(Stated exercise):
Using the data below, tally the lines that include the string "tika". Only the number is wanted.

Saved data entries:

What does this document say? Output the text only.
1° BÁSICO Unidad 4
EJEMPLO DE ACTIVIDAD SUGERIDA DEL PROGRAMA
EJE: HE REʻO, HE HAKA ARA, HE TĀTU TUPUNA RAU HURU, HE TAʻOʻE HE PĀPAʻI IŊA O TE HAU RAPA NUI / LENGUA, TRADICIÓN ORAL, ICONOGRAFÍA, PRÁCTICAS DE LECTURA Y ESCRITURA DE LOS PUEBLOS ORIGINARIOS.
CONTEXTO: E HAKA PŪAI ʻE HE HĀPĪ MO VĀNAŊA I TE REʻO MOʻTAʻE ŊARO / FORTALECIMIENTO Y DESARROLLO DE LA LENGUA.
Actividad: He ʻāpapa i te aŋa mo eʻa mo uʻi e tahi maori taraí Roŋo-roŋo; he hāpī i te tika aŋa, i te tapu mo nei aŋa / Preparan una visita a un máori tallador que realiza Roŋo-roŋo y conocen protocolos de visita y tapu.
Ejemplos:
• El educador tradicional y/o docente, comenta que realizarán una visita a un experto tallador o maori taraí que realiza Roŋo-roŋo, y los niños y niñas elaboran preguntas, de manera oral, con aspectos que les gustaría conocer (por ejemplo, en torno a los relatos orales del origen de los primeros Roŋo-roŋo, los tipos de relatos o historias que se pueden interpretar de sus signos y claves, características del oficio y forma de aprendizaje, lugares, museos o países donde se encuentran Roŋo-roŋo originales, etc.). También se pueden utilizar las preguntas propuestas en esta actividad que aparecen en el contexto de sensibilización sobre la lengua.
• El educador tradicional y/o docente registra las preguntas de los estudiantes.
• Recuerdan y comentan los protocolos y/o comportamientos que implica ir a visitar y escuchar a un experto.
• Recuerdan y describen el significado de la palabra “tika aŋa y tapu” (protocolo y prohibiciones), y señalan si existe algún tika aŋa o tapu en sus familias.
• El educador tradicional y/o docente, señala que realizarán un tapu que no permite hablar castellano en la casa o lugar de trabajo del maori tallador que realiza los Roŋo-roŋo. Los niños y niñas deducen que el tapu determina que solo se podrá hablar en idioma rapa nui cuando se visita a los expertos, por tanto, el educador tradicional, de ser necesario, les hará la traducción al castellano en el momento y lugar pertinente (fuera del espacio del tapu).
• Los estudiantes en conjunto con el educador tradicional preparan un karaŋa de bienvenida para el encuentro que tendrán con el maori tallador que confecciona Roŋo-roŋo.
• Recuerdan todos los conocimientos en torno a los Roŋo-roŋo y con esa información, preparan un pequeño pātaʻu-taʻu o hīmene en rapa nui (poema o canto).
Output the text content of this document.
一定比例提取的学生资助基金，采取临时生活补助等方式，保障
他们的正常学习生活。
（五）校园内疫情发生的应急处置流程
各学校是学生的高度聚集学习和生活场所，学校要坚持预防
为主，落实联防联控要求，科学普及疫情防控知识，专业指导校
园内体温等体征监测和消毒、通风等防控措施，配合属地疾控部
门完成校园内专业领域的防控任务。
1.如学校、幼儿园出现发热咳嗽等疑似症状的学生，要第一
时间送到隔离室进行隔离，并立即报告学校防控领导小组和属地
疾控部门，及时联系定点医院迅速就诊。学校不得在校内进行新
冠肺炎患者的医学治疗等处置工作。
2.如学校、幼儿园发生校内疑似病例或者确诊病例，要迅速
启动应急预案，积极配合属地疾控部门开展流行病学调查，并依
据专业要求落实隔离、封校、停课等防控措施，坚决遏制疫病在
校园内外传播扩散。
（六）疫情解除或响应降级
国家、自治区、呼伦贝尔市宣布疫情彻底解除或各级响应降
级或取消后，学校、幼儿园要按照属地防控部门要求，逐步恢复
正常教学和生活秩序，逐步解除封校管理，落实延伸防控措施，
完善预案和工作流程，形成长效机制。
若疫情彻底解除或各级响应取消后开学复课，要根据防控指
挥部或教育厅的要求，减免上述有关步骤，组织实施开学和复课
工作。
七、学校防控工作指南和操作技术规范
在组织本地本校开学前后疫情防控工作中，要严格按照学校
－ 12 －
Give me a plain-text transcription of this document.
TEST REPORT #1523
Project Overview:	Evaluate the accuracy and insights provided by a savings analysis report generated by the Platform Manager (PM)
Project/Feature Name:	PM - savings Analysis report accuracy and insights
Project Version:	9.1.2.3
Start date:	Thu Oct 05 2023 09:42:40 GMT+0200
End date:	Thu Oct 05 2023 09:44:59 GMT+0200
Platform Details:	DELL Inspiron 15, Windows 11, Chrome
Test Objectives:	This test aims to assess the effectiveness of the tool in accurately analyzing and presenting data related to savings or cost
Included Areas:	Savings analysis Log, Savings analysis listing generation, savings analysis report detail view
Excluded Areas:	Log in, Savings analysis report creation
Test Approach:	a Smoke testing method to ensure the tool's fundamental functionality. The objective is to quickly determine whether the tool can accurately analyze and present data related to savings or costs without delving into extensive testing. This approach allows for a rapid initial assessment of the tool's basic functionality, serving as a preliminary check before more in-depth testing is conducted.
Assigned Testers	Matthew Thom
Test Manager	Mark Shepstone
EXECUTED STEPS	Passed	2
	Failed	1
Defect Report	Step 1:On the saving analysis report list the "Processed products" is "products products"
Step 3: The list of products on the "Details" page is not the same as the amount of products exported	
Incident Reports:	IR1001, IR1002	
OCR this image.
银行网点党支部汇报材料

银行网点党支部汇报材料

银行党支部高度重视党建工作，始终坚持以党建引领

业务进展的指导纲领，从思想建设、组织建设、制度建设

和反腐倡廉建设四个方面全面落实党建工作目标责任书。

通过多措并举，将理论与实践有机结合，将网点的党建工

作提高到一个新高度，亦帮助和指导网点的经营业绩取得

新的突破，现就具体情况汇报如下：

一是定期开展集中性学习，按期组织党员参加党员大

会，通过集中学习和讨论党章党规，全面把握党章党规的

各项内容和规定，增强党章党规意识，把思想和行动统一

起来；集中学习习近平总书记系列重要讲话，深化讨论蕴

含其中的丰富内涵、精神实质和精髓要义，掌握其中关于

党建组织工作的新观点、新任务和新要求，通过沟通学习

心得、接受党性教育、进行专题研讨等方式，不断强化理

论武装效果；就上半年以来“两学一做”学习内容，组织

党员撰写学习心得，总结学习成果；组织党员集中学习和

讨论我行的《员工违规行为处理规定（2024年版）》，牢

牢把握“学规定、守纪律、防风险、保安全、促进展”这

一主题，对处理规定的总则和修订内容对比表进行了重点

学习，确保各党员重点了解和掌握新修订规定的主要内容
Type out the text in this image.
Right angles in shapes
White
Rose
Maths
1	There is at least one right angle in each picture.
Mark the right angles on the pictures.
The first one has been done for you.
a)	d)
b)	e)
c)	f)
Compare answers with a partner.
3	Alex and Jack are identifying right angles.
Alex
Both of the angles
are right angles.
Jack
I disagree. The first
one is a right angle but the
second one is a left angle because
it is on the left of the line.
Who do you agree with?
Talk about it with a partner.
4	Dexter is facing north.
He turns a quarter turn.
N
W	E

(Complete response):
2